### Work to complete
Find each line with the string "view" and copy it.

======== Information given ========

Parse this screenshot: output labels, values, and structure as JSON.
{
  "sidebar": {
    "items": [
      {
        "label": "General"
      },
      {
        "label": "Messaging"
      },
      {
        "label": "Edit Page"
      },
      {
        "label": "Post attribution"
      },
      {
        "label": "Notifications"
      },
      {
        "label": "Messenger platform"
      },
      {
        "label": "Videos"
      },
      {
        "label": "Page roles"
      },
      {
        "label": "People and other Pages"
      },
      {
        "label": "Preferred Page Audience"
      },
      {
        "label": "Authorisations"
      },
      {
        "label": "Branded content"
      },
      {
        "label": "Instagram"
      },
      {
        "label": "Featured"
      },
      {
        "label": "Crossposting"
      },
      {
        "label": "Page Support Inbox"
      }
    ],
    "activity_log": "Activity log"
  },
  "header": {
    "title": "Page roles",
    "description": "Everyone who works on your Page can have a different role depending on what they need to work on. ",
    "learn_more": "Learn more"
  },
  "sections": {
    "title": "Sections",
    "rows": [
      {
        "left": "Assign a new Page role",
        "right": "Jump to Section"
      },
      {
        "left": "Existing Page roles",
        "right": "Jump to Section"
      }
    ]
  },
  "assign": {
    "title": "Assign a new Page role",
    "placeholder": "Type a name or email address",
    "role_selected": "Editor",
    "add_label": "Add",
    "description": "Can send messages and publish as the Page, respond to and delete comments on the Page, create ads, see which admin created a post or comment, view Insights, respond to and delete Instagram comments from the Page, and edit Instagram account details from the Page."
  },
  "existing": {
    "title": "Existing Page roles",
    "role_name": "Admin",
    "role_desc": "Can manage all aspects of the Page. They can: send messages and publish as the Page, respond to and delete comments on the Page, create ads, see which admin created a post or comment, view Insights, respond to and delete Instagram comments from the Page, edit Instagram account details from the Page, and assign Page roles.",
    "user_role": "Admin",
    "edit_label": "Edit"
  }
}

========

### Answer to the problem
    "description": "Can send messages and publish as the Page, respond to and delete comments on the Page, create ads, see which admin created a post or comment, view Insights, respond to and delete Instagram comments from the Page, and edit Instagram account details from the Page."
    "role_desc": "Can manage all aspects of the Page. They can: send messages and publish as the Page, respond to and delete comments on the Page, create ads, see which admin created a post or comment, view Insights, respond to and delete Instagram comments from the Page, edit Instagram account details from the Page, and assign Page roles.",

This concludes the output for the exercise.